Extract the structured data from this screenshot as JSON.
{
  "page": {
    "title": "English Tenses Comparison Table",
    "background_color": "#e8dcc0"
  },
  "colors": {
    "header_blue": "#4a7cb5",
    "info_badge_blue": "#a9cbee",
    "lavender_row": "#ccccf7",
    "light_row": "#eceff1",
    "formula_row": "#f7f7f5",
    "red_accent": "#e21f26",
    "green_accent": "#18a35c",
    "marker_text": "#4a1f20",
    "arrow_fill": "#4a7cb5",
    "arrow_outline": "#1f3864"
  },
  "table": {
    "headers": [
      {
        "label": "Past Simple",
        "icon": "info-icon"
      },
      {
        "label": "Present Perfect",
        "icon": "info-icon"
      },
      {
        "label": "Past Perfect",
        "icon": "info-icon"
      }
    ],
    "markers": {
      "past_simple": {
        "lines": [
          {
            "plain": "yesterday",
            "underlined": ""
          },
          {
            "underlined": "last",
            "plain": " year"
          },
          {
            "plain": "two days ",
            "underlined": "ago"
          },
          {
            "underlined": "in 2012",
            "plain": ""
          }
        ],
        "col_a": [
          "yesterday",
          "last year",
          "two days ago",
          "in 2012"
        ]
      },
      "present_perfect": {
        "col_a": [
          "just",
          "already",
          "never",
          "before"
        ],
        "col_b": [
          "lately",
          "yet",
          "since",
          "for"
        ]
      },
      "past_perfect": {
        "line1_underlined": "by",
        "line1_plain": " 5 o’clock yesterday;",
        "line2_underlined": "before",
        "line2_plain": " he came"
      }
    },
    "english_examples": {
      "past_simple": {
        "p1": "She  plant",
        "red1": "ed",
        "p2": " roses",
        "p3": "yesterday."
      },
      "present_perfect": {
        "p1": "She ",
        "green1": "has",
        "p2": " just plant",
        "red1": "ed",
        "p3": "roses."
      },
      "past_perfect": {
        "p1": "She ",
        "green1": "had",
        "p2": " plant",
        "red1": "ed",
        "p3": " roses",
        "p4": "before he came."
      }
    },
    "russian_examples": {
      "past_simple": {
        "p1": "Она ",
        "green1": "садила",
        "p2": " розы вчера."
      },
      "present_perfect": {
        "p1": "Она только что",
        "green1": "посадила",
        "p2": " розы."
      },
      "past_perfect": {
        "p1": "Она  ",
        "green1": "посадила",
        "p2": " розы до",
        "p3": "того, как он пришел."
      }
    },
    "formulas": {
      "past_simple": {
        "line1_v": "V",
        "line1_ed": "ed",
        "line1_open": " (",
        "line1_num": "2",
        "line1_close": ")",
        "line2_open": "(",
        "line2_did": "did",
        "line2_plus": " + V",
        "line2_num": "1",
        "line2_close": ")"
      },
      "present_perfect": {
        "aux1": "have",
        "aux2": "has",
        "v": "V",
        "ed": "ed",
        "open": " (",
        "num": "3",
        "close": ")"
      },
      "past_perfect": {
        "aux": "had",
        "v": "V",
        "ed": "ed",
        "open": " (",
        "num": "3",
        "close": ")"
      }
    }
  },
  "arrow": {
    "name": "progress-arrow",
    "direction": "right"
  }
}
§ §
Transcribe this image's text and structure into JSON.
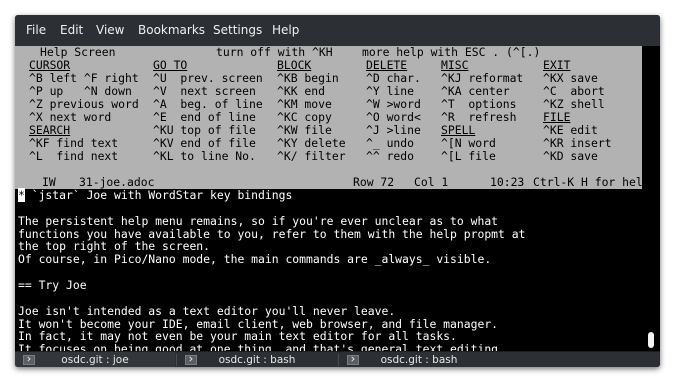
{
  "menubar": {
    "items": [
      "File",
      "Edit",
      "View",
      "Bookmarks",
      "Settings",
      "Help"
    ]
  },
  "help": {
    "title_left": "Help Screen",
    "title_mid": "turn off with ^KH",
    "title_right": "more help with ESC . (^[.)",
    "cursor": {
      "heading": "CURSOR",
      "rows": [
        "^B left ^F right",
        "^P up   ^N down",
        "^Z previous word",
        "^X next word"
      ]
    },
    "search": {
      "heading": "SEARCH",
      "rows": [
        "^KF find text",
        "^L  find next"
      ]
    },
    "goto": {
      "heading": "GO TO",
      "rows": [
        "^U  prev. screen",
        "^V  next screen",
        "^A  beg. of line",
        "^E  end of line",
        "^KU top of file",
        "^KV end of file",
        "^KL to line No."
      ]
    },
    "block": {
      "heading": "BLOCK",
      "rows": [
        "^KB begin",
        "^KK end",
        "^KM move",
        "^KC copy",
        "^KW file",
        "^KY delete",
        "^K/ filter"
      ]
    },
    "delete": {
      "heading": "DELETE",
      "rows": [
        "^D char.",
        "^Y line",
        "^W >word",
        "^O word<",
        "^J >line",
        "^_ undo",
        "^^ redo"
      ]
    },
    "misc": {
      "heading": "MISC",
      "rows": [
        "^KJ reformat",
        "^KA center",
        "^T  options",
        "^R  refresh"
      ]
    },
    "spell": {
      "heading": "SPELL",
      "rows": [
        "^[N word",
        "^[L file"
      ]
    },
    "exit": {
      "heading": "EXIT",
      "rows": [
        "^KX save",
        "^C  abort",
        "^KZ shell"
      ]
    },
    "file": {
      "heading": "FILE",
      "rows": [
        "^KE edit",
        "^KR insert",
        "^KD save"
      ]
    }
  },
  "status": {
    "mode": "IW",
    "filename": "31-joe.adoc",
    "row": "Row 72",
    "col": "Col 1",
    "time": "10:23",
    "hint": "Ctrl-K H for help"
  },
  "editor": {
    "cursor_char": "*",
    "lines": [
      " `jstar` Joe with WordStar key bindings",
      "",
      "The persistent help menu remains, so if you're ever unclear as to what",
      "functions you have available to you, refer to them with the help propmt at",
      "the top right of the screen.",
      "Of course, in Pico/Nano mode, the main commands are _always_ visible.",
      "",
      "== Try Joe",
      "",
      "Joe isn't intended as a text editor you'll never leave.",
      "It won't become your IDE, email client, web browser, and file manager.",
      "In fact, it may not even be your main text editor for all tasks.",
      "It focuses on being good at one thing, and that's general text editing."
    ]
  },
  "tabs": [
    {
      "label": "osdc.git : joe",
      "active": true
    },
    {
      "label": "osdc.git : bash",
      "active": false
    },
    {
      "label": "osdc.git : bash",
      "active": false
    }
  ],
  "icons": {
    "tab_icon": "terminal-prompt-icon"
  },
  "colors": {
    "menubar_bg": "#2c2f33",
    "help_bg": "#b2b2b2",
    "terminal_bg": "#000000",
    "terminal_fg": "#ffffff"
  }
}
§ §
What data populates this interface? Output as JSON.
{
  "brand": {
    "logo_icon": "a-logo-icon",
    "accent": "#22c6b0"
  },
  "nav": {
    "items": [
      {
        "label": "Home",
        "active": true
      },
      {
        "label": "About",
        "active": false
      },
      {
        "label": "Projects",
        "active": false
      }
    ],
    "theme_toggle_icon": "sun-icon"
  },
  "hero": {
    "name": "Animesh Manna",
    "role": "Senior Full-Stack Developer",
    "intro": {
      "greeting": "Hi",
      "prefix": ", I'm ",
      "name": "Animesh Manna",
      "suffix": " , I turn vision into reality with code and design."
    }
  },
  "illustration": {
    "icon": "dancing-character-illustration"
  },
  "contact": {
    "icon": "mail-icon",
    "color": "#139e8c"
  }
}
§ §
Copy every line of the records above that contains "before".

__Task result__
          "before"
        "line2_underlined": "before",
        "p4": "before he came."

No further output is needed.